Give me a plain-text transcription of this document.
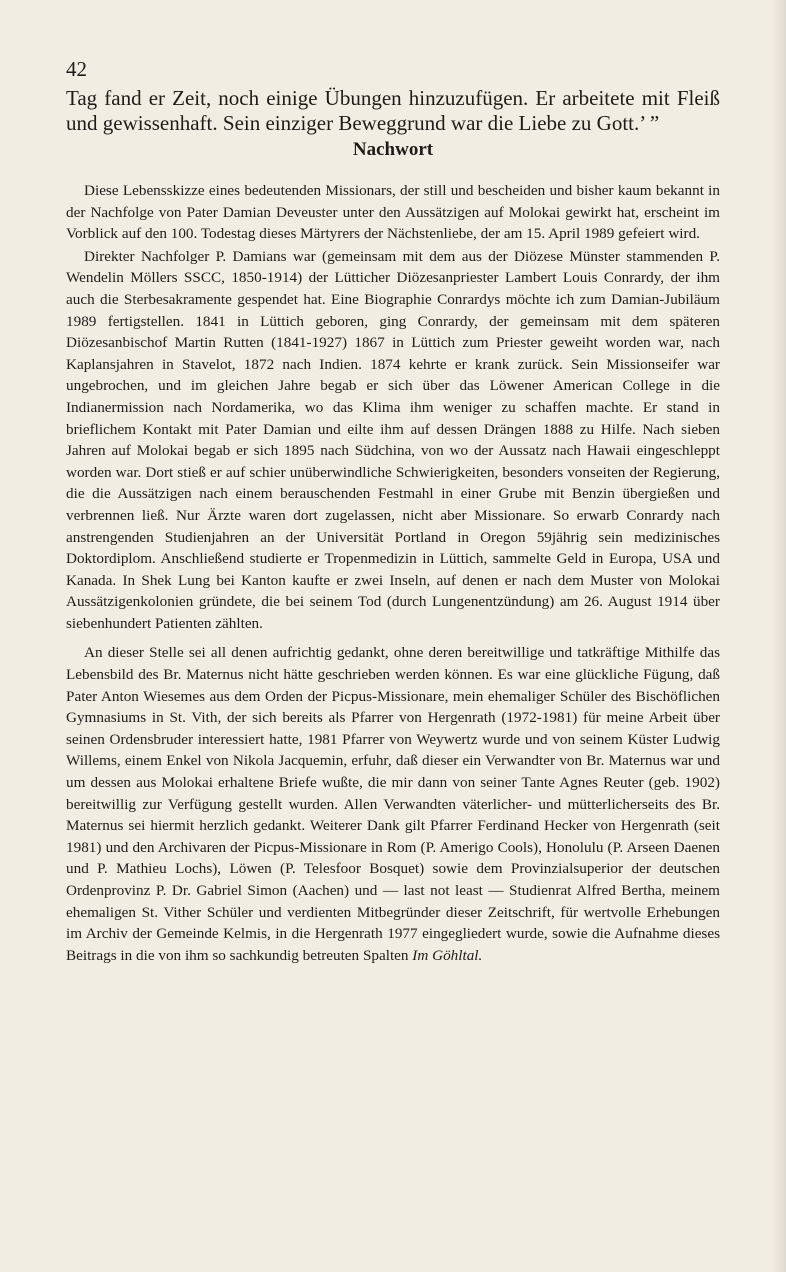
42

Tag fand er Zeit, noch einige Übungen hinzuzufügen. Er arbeitete mit Fleiß und gewissenhaft. Sein einziger Beweggrund war die Liebe zu Gott.’ ”

Nachwort

Diese Lebensskizze eines bedeutenden Missionars, der still und bescheiden und bisher kaum bekannt in der Nachfolge von Pater Damian Deveuster unter den Aussätzigen auf Molokai gewirkt hat, erscheint im Vorblick auf den 100. Todestag dieses Märtyrers der Nächstenliebe, der am 15. April 1989 gefeiert wird.

Direkter Nachfolger P. Damians war (gemeinsam mit dem aus der Diözese Münster stammenden P. Wendelin Möllers SSCC, 1850-1914) der Lütticher Diözesanpriester Lambert Louis Conrardy, der ihm auch die Sterbesakramente gespendet hat. Eine Biographie Conrardys möchte ich zum Damian-Jubiläum 1989 fertigstellen. 1841 in Lüttich geboren, ging Conrardy, der gemeinsam mit dem späteren Diözesanbischof Martin Rutten (1841-1927) 1867 in Lüttich zum Priester geweiht worden war, nach Kaplansjahren in Stavelot, 1872 nach Indien. 1874 kehrte er krank zurück. Sein Missionseifer war ungebrochen, und im gleichen Jahre begab er sich über das Löwener American College in die Indianermission nach Nordamerika, wo das Klima ihm weniger zu schaffen machte. Er stand in brieflichem Kontakt mit Pater Damian und eilte ihm auf dessen Drängen 1888 zu Hilfe. Nach sieben Jahren auf Molokai begab er sich 1895 nach Südchina, von wo der Aussatz nach Hawaii eingeschleppt worden war. Dort stieß er auf schier unüberwindliche Schwierigkeiten, besonders vonseiten der Regierung, die die Aussätzigen nach einem berauschenden Festmahl in einer Grube mit Benzin übergießen und verbrennen ließ. Nur Ärzte waren dort zugelassen, nicht aber Missionare. So erwarb Conrardy nach anstrengenden Studienjahren an der Universität Portland in Oregon 59jährig sein medizinisches Doktordiplom. Anschließend studierte er Tropenmedizin in Lüttich, sammelte Geld in Europa, USA und Kanada. In Shek Lung bei Kanton kaufte er zwei Inseln, auf denen er nach dem Muster von Molokai Aussätzigenkolonien gründete, die bei seinem Tod (durch Lungenentzündung) am 26. August 1914 über siebenhundert Patienten zählten.

An dieser Stelle sei all denen aufrichtig gedankt, ohne deren bereitwillige und tatkräftige Mithilfe das Lebensbild des Br. Maternus nicht hätte geschrieben werden können. Es war eine glückliche Fügung, daß Pater Anton Wiesemes aus dem Orden der Picpus-Missionare, mein ehemaliger Schüler des Bischöflichen Gymnasiums in St. Vith, der sich bereits als Pfarrer von Hergenrath (1972-1981) für meine Arbeit über seinen Ordensbruder interessiert hatte, 1981 Pfarrer von Weywertz wurde und von seinem Küster Ludwig Willems, einem Enkel von Nikola Jacquemin, erfuhr, daß dieser ein Verwandter von Br. Maternus war und um dessen aus Molokai erhaltene Briefe wußte, die mir dann von seiner Tante Agnes Reuter (geb. 1902) bereitwillig zur Verfügung gestellt wurden. Allen Verwandten väterlicher- und mütterlicherseits des Br. Maternus sei hiermit herzlich gedankt. Weiterer Dank gilt Pfarrer Ferdinand Hecker von Hergenrath (seit 1981) und den Archivaren der Picpus-Missionare in Rom (P. Amerigo Cools), Honolulu (P. Arseen Daenen und P. Mathieu Lochs), Löwen (P. Telesfoor Bosquet) sowie dem Provinzialsuperior der deutschen Ordenprovinz P. Dr. Gabriel Simon (Aachen) und — last not least — Studienrat Alfred Bertha, meinem ehemaligen St. Vither Schüler und verdienten Mitbegründer dieser Zeitschrift, für wertvolle Erhebungen im Archiv der Gemeinde Kelmis, in die Hergenrath 1977 eingegliedert wurde, sowie die Aufnahme dieses Beitrags in die von ihm so sachkundig betreuten Spalten Im Göhltal.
•••••
Give back the whole listing as it stands, minus its pictures.

Give me a plain-text transcription of this document.
42

Tag fand er Zeit, noch einige Übungen hinzuzufügen. Er arbeitete mit Fleiß und gewissenhaft. Sein einziger Beweggrund war die Liebe zu Gott.’ ”

Nachwort

Diese Lebensskizze eines bedeutenden Missionars, der still und bescheiden und bisher kaum bekannt in der Nachfolge von Pater Damian Deveuster unter den Aussätzigen auf Molokai gewirkt hat, erscheint im Vorblick auf den 100. Todestag dieses Märtyrers der Nächstenliebe, der am 15. April 1989 gefeiert wird.

Direkter Nachfolger P. Damians war (gemeinsam mit dem aus der Diözese Münster stammenden P. Wendelin Möllers SSCC, 1850-1914) der Lütticher Diözesanpriester Lambert Louis Conrardy, der ihm auch die Sterbesakramente gespendet hat. Eine Biographie Conrardys möchte ich zum Damian-Jubiläum 1989 fertigstellen. 1841 in Lüttich geboren, ging Conrardy, der gemeinsam mit dem späteren Diözesanbischof Martin Rutten (1841-1927) 1867 in Lüttich zum Priester geweiht worden war, nach Kaplansjahren in Stavelot, 1872 nach Indien. 1874 kehrte er krank zurück. Sein Missionseifer war ungebrochen, und im gleichen Jahre begab er sich über das Löwener American College in die Indianermission nach Nordamerika, wo das Klima ihm weniger zu schaffen machte. Er stand in brieflichem Kontakt mit Pater Damian und eilte ihm auf dessen Drängen 1888 zu Hilfe. Nach sieben Jahren auf Molokai begab er sich 1895 nach Südchina, von wo der Aussatz nach Hawaii eingeschleppt worden war. Dort stieß er auf schier unüberwindliche Schwierigkeiten, besonders vonseiten der Regierung, die die Aussätzigen nach einem berauschenden Festmahl in einer Grube mit Benzin übergießen und verbrennen ließ. Nur Ärzte waren dort zugelassen, nicht aber Missionare. So erwarb Conrardy nach anstrengenden Studienjahren an der Universität Portland in Oregon 59jährig sein medizinisches Doktordiplom. Anschließend studierte er Tropenmedizin in Lüttich, sammelte Geld in Europa, USA und Kanada. In Shek Lung bei Kanton kaufte er zwei Inseln, auf denen er nach dem Muster von Molokai Aussätzigenkolonien gründete, die bei seinem Tod (durch Lungenentzündung) am 26. August 1914 über siebenhundert Patienten zählten.

An dieser Stelle sei all denen aufrichtig gedankt, ohne deren bereitwillige und tatkräftige Mithilfe das Lebensbild des Br. Maternus nicht hätte geschrieben werden können. Es war eine glückliche Fügung, daß Pater Anton Wiesemes aus dem Orden der Picpus-Missionare, mein ehemaliger Schüler des Bischöflichen Gymnasiums in St. Vith, der sich bereits als Pfarrer von Hergenrath (1972-1981) für meine Arbeit über seinen Ordensbruder interessiert hatte, 1981 Pfarrer von Weywertz wurde und von seinem Küster Ludwig Willems, einem Enkel von Nikola Jacquemin, erfuhr, daß dieser ein Verwandter von Br. Maternus war und um dessen aus Molokai erhaltene Briefe wußte, die mir dann von seiner Tante Agnes Reuter (geb. 1902) bereitwillig zur Verfügung gestellt wurden. Allen Verwandten väterlicher- und mütterlicherseits des Br. Maternus sei hiermit herzlich gedankt. Weiterer Dank gilt Pfarrer Ferdinand Hecker von Hergenrath (seit 1981) und den Archivaren der Picpus-Missionare in Rom (P. Amerigo Cools), Honolulu (P. Arseen Daenen und P. Mathieu Lochs), Löwen (P. Telesfoor Bosquet) sowie dem Provinzialsuperior der deutschen Ordenprovinz P. Dr. Gabriel Simon (Aachen) und — last not least — Studienrat Alfred Bertha, meinem ehemaligen St. Vither Schüler und verdienten Mitbegründer dieser Zeitschrift, für wertvolle Erhebungen im Archiv der Gemeinde Kelmis, in die Hergenrath 1977 eingegliedert wurde, sowie die Aufnahme dieses Beitrags in die von ihm so sachkundig betreuten Spalten Im Göhltal.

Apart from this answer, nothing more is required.